= SET TASK =
Extract the listing in its entirety, keeping each line identical to the original.

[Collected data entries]
★ ★ ★ ★ ★

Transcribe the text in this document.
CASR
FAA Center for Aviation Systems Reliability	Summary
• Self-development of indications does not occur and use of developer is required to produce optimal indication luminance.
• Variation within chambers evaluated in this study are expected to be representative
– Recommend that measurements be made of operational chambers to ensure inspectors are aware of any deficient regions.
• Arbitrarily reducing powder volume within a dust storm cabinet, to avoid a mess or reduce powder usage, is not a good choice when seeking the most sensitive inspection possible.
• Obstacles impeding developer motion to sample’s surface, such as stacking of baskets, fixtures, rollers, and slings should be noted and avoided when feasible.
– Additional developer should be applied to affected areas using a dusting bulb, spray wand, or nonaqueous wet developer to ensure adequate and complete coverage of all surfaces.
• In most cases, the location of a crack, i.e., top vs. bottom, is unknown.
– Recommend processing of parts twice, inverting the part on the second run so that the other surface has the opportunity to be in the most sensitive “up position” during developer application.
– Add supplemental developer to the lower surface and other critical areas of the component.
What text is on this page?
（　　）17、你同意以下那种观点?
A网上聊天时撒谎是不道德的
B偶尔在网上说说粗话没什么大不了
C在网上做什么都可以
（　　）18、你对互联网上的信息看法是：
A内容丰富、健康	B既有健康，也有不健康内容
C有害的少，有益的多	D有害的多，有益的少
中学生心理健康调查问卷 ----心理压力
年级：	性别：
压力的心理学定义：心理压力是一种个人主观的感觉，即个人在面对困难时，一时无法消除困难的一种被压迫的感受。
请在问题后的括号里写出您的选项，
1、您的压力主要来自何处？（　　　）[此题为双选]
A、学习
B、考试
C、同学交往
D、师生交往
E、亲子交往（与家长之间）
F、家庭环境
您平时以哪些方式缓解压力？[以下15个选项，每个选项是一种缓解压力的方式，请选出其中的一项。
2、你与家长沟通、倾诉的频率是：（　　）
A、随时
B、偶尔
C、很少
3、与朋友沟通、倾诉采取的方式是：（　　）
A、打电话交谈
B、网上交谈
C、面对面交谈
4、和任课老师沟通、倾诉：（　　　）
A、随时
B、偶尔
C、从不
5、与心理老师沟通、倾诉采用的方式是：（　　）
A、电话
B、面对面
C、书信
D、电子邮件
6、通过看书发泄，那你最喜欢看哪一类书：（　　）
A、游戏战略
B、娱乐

★ ★ ★ ★ ★

= COMPLETED TASK =
Transcribe the text in this document.
CASR
FAA Center for Aviation Systems Reliability	Summary
• Self-development of indications does not occur and use of developer is required to produce optimal indication luminance.
• Variation within chambers evaluated in this study are expected to be representative
– Recommend that measurements be made of operational chambers to ensure inspectors are aware of any deficient regions.
• Arbitrarily reducing powder volume within a dust storm cabinet, to avoid a mess or reduce powder usage, is not a good choice when seeking the most sensitive inspection possible.
• Obstacles impeding developer motion to sample’s surface, such as stacking of baskets, fixtures, rollers, and slings should be noted and avoided when feasible.
– Additional developer should be applied to affected areas using a dusting bulb, spray wand, or nonaqueous wet developer to ensure adequate and complete coverage of all surfaces.
• In most cases, the location of a crack, i.e., top vs. bottom, is unknown.
– Recommend processing of parts twice, inverting the part on the second run so that the other surface has the opportunity to be in the most sensitive “up position” during developer application.
– Add supplemental developer to the lower surface and other critical areas of the component.
What text is on this page?
（　　）17、你同意以下那种观点?
A网上聊天时撒谎是不道德的
B偶尔在网上说说粗话没什么大不了
C在网上做什么都可以
（　　）18、你对互联网上的信息看法是：
A内容丰富、健康	B既有健康，也有不健康内容
C有害的少，有益的多	D有害的多，有益的少
中学生心理健康调查问卷 ----心理压力
年级：	性别：
压力的心理学定义：心理压力是一种个人主观的感觉，即个人在面对困难时，一时无法消除困难的一种被压迫的感受。
请在问题后的括号里写出您的选项，
1、您的压力主要来自何处？（　　　）[此题为双选]
A、学习
B、考试
C、同学交往
D、师生交往
E、亲子交往（与家长之间）
F、家庭环境
您平时以哪些方式缓解压力？[以下15个选项，每个选项是一种缓解压力的方式，请选出其中的一项。
2、你与家长沟通、倾诉的频率是：（　　）
A、随时
B、偶尔
C、很少
3、与朋友沟通、倾诉采取的方式是：（　　）
A、打电话交谈
B、网上交谈
C、面对面交谈
4、和任课老师沟通、倾诉：（　　　）
A、随时
B、偶尔
C、从不
5、与心理老师沟通、倾诉采用的方式是：（　　）
A、电话
B、面对面
C、书信
D、电子邮件
6、通过看书发泄，那你最喜欢看哪一类书：（　　）
A、游戏战略
B、娱乐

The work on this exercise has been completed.